--- BEGIN EXTRACTED DATA ---
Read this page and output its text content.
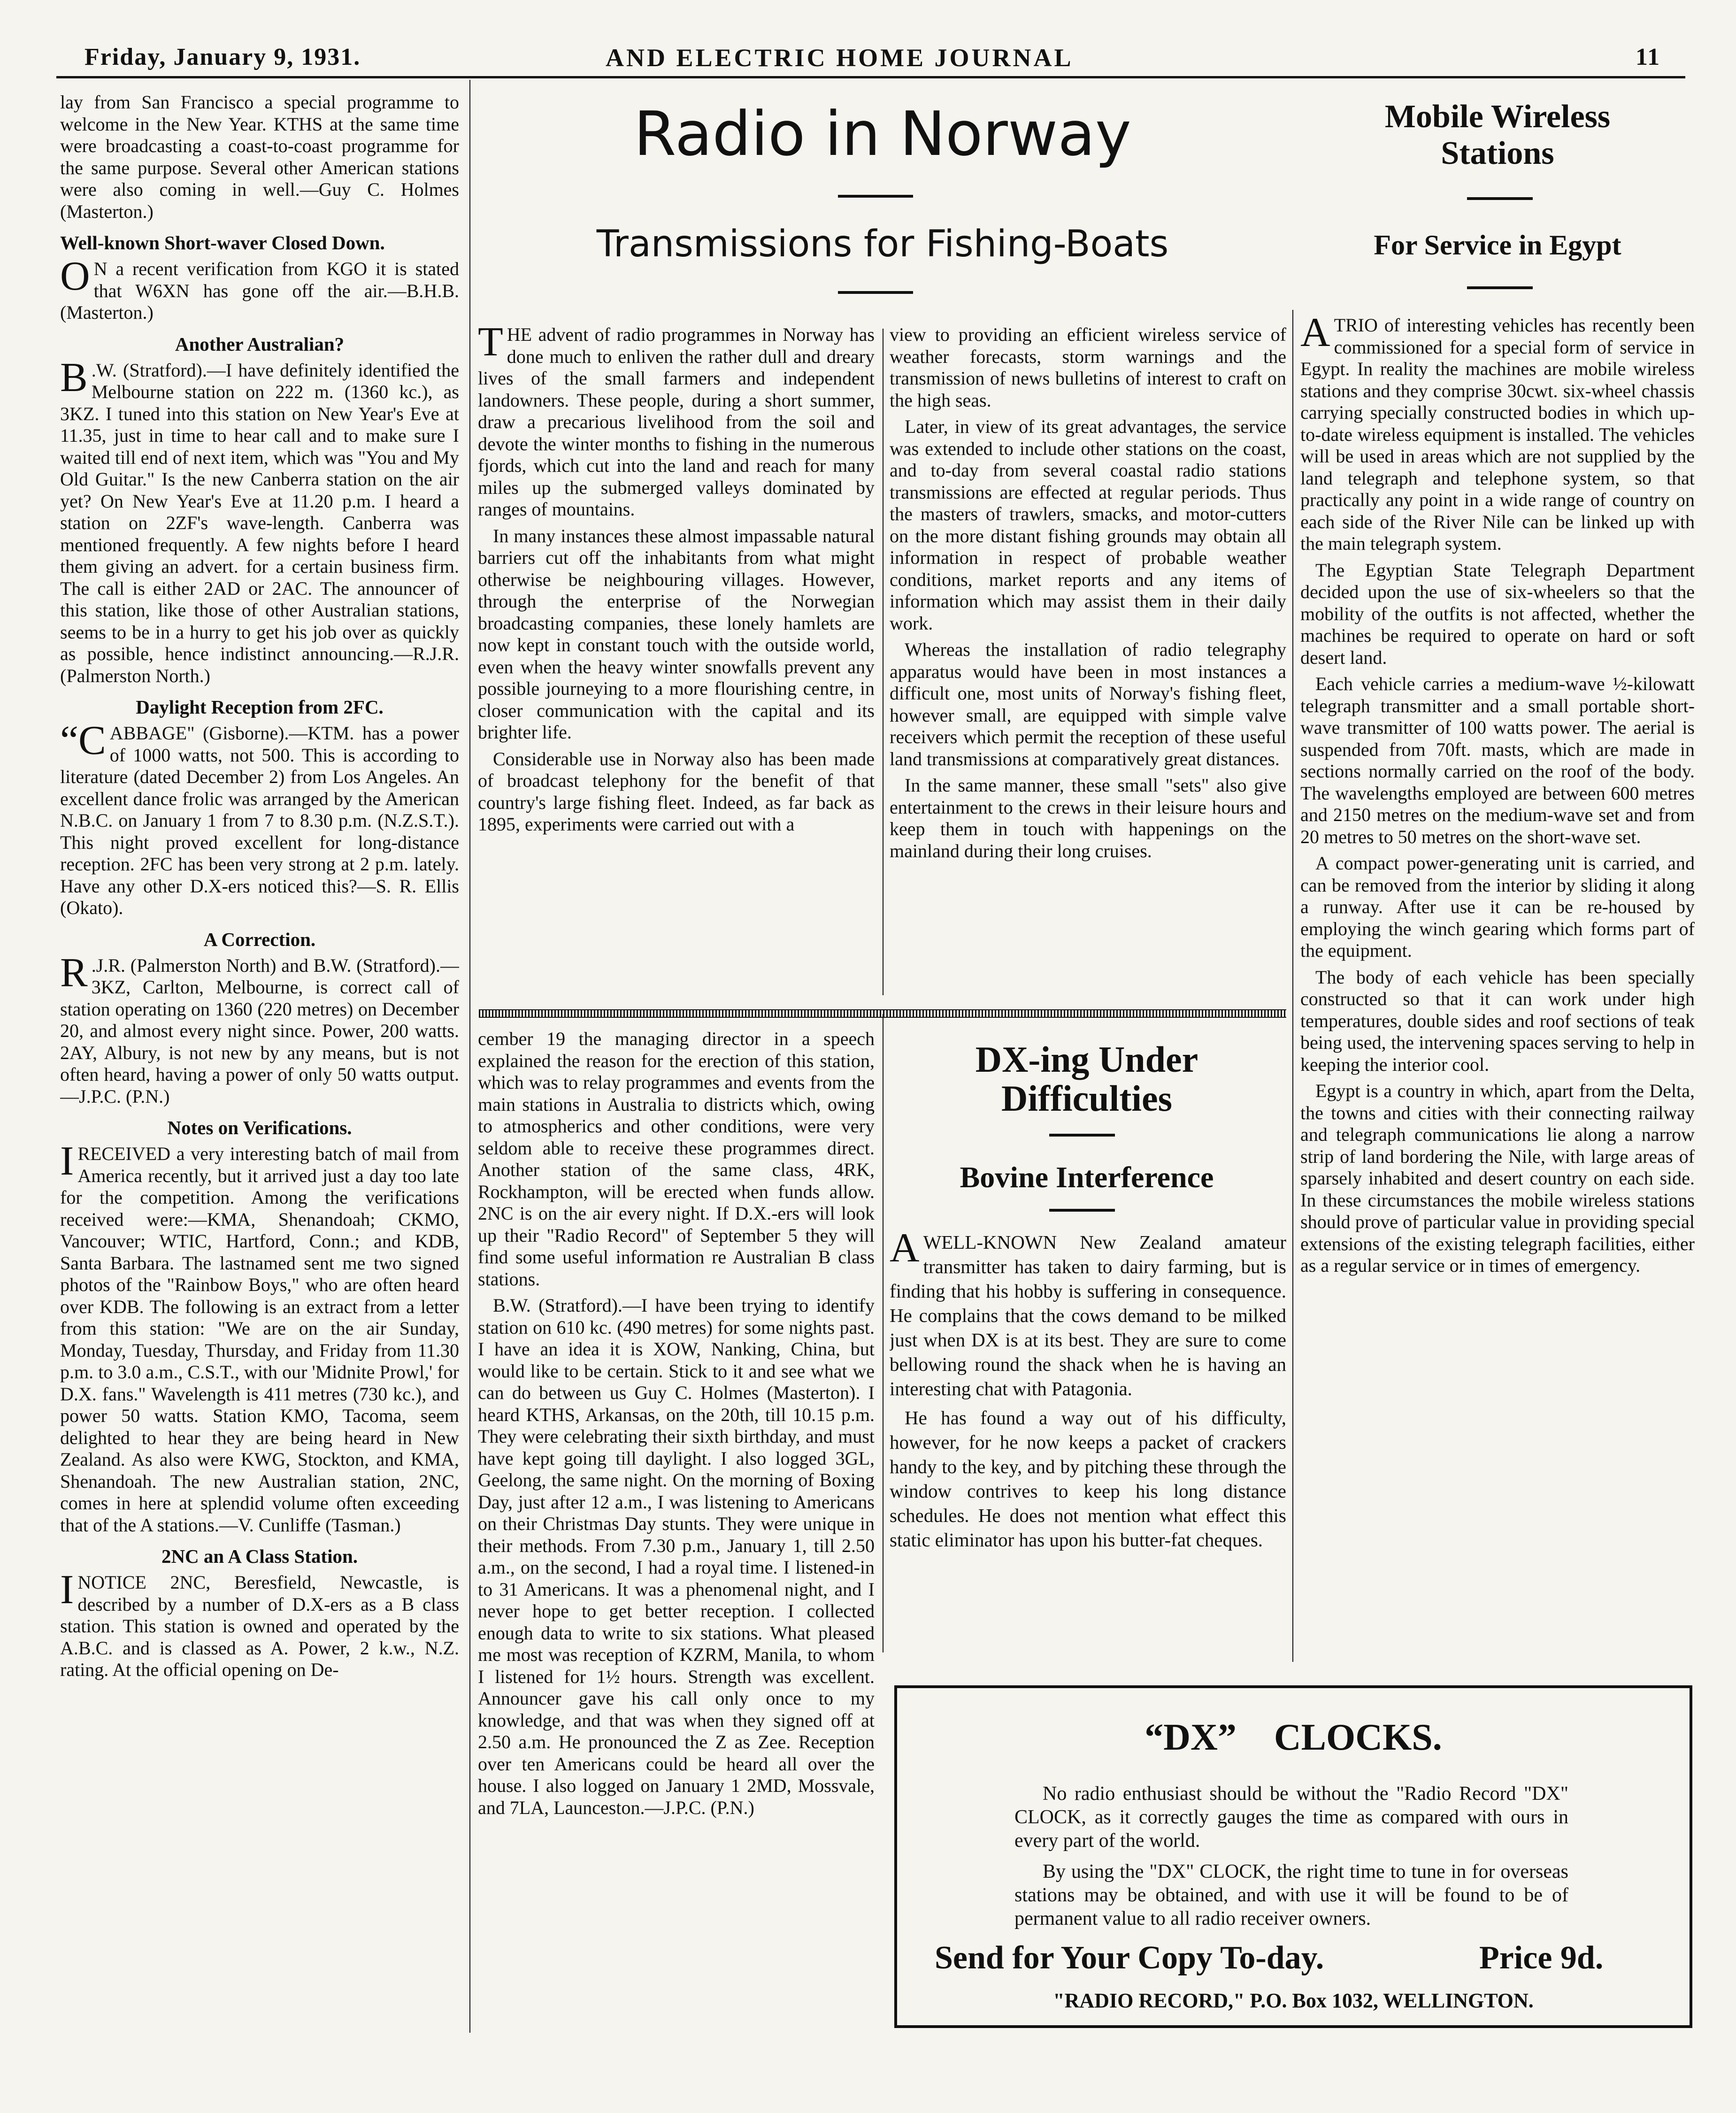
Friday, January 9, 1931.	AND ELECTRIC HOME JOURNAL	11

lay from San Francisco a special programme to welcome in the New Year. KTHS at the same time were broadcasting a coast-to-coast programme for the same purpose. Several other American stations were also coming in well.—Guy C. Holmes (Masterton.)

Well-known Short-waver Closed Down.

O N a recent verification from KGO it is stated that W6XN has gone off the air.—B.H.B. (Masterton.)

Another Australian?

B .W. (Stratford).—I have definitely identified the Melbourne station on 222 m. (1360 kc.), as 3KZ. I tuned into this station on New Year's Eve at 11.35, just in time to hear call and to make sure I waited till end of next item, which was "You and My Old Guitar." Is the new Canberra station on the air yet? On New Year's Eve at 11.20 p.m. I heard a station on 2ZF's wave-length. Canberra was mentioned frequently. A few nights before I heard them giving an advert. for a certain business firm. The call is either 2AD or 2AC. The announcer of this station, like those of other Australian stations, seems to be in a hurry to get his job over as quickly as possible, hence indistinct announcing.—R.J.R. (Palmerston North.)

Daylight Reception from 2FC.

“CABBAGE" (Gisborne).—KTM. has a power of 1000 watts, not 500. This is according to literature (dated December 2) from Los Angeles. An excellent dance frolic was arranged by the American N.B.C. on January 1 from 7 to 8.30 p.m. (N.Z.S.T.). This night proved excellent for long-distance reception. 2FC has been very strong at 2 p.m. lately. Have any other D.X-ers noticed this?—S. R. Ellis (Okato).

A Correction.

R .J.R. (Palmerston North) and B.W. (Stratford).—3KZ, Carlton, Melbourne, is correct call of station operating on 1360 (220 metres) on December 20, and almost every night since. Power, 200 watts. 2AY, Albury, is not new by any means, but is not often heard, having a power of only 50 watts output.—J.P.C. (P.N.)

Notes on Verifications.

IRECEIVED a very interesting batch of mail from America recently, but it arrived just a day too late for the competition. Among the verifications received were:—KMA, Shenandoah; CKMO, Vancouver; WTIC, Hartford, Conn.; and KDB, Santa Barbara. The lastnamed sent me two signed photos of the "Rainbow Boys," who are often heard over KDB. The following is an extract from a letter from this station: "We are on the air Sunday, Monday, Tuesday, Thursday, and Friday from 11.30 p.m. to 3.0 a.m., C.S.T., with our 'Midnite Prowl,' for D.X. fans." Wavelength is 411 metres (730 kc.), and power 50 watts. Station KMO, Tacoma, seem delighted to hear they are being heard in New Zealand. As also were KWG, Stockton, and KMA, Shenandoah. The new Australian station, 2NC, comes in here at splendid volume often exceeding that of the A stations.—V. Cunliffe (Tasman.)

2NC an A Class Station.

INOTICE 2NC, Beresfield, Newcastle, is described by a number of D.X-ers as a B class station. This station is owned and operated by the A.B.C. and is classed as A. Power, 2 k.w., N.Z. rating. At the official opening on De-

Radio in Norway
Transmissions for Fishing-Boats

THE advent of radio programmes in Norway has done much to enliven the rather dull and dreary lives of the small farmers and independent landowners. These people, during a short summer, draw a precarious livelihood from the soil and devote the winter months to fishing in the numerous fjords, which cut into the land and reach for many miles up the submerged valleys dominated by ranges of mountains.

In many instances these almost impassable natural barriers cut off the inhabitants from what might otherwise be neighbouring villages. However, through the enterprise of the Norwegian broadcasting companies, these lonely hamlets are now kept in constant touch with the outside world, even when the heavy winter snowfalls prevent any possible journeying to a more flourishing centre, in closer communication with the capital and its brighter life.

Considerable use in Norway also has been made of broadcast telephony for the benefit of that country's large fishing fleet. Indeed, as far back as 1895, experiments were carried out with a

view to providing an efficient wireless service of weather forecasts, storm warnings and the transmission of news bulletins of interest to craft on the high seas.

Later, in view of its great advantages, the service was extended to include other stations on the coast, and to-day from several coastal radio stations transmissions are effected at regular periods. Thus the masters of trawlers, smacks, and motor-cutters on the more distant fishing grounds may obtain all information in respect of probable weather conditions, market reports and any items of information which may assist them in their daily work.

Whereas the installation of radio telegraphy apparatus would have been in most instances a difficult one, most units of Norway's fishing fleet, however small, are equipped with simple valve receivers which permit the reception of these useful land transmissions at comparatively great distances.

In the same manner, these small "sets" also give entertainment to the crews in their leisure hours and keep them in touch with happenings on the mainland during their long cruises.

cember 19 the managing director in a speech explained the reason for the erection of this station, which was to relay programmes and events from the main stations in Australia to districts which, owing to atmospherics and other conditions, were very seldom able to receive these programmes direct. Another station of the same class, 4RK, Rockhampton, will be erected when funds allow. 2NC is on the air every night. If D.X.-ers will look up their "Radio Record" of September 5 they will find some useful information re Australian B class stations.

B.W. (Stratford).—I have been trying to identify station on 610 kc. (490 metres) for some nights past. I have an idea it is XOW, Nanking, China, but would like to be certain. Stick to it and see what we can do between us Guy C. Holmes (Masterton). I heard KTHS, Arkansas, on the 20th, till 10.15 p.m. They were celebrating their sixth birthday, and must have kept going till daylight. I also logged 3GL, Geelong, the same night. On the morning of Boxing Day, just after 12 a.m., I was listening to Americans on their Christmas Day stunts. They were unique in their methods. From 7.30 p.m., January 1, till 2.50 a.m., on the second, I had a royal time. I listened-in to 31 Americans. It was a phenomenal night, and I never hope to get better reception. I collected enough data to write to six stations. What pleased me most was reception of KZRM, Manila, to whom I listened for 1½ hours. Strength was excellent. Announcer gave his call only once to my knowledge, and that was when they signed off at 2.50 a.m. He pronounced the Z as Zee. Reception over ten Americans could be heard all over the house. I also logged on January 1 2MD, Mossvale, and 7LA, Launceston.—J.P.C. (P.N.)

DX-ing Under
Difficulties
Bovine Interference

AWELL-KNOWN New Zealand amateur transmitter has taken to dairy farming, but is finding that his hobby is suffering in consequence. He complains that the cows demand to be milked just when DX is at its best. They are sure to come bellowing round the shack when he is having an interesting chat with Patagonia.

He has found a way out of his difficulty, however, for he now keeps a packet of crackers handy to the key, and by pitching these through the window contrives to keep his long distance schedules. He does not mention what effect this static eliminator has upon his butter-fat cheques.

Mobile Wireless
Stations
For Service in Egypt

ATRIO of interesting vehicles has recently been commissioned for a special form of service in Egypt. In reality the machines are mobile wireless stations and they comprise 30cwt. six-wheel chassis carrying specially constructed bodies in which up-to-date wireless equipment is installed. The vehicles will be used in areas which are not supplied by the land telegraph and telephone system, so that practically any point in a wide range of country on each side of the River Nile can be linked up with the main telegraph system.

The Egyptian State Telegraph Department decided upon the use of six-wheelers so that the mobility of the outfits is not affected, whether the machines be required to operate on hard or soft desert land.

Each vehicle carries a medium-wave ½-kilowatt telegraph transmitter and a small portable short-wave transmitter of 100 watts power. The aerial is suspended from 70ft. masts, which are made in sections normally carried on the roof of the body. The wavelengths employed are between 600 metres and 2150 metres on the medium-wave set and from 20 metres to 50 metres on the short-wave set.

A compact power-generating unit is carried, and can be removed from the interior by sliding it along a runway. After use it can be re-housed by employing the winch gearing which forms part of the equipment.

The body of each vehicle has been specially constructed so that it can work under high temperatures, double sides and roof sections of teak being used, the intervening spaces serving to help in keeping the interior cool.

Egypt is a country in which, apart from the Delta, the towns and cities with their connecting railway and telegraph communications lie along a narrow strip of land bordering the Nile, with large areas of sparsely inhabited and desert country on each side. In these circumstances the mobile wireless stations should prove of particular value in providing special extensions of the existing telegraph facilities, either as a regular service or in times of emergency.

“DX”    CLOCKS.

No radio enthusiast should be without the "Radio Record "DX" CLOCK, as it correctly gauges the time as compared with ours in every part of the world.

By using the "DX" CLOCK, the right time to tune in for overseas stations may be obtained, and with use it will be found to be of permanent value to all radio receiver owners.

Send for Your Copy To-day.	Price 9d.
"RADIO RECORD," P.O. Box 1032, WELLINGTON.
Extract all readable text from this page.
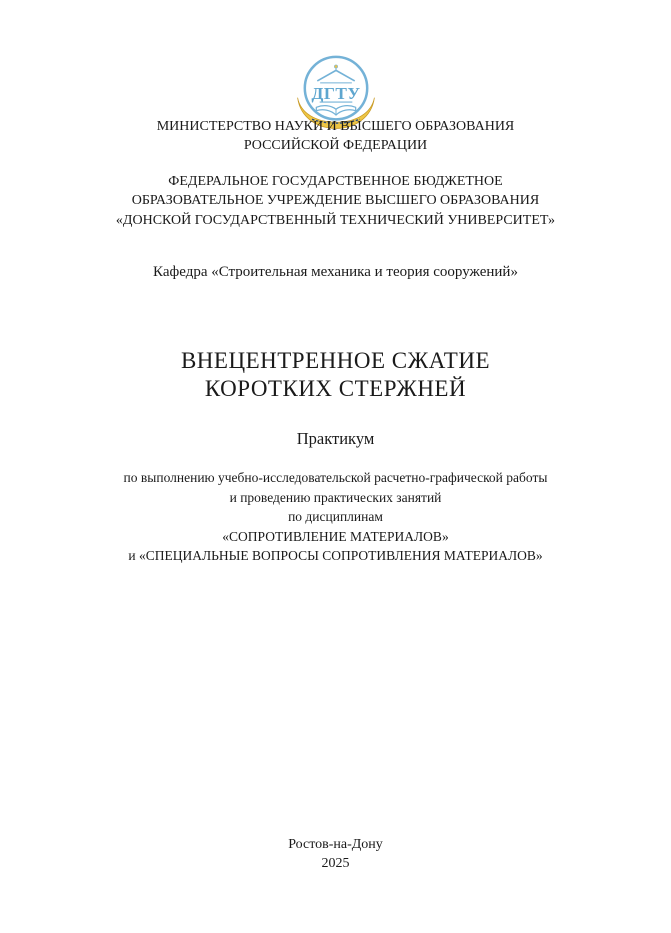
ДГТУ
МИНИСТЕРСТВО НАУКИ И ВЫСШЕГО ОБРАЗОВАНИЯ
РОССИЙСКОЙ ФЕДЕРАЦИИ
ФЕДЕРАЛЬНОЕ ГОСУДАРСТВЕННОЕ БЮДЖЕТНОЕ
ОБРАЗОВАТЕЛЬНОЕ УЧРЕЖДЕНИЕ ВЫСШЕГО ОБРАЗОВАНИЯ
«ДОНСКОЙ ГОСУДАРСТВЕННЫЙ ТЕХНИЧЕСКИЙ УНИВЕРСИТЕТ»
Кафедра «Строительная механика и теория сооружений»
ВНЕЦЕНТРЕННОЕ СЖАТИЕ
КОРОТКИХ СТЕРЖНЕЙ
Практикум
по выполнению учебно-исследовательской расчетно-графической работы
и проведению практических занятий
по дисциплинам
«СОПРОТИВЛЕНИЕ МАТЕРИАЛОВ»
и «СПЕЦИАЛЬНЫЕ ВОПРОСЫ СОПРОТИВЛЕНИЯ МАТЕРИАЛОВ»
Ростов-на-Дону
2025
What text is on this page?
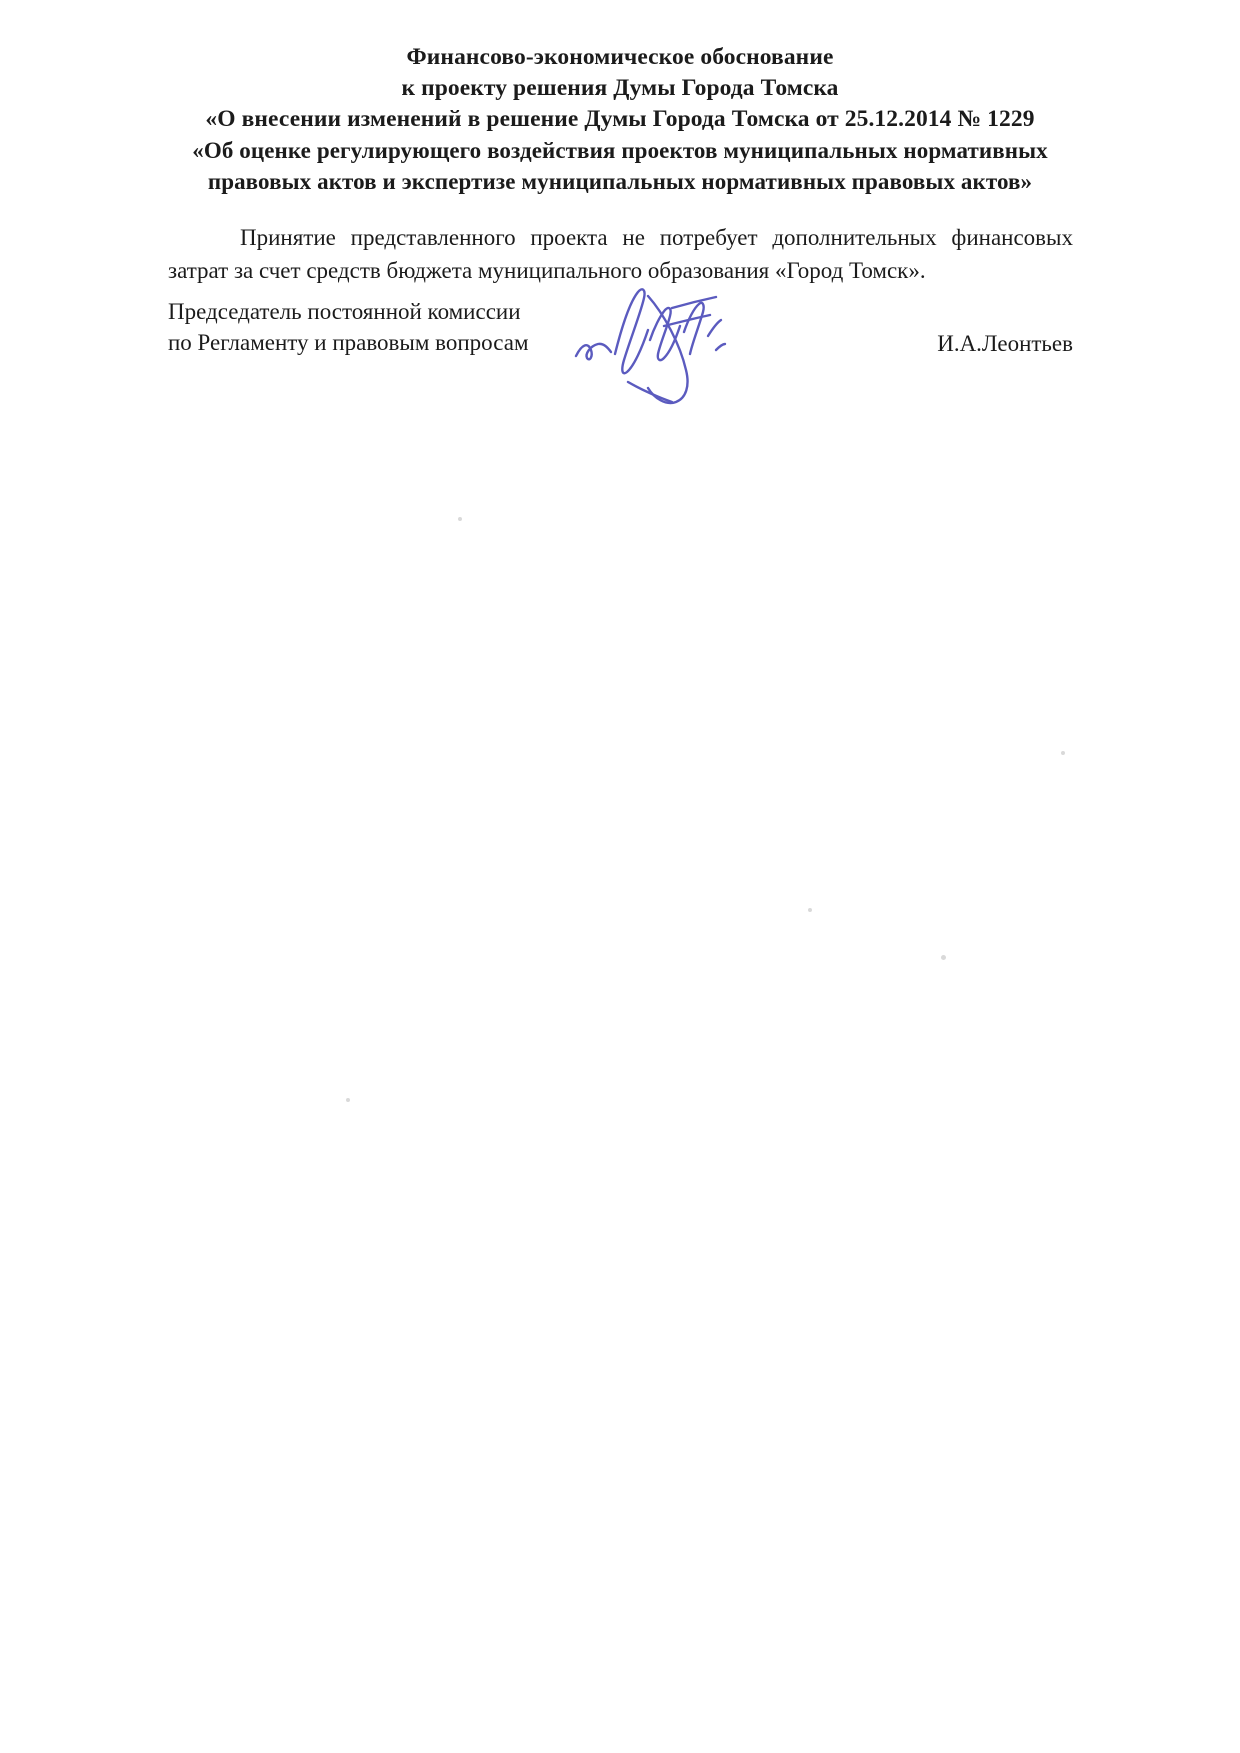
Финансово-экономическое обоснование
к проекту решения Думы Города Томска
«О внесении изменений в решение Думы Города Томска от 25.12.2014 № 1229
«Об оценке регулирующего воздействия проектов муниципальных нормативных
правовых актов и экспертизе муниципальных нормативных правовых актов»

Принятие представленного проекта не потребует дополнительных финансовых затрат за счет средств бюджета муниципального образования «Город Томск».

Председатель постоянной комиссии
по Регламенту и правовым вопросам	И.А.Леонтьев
--- END EXTRACTED DATA ---
Emit an exact copy of the lines from the line bearing "Extract all readable text from this page." through the last line above, inclusive, and leave the images out.

Extract all readable text from this page.
ДГТУ
МИНИСТЕРСТВО НАУКИ И ВЫСШЕГО ОБРАЗОВАНИЯ
РОССИЙСКОЙ ФЕДЕРАЦИИ
ФЕДЕРАЛЬНОЕ ГОСУДАРСТВЕННОЕ БЮДЖЕТНОЕ
ОБРАЗОВАТЕЛЬНОЕ УЧРЕЖДЕНИЕ ВЫСШЕГО ОБРАЗОВАНИЯ
«ДОНСКОЙ ГОСУДАРСТВЕННЫЙ ТЕХНИЧЕСКИЙ УНИВЕРСИТЕТ»
Кафедра «Строительная механика и теория сооружений»
ВНЕЦЕНТРЕННОЕ СЖАТИЕ
КОРОТКИХ СТЕРЖНЕЙ
Практикум
по выполнению учебно-исследовательской расчетно-графической работы
и проведению практических занятий
по дисциплинам
«СОПРОТИВЛЕНИЕ МАТЕРИАЛОВ»
и «СПЕЦИАЛЬНЫЕ ВОПРОСЫ СОПРОТИВЛЕНИЯ МАТЕРИАЛОВ»
Ростов-на-Дону
2025
What text is on this page?
Финансово-экономическое обоснование
к проекту решения Думы Города Томска
«О внесении изменений в решение Думы Города Томска от 25.12.2014 № 1229
«Об оценке регулирующего воздействия проектов муниципальных нормативных
правовых актов и экспертизе муниципальных нормативных правовых актов»

Принятие представленного проекта не потребует дополнительных финансовых затрат за счет средств бюджета муниципального образования «Город Томск».

Председатель постоянной комиссии
по Регламенту и правовым вопросам	И.А.Леонтьев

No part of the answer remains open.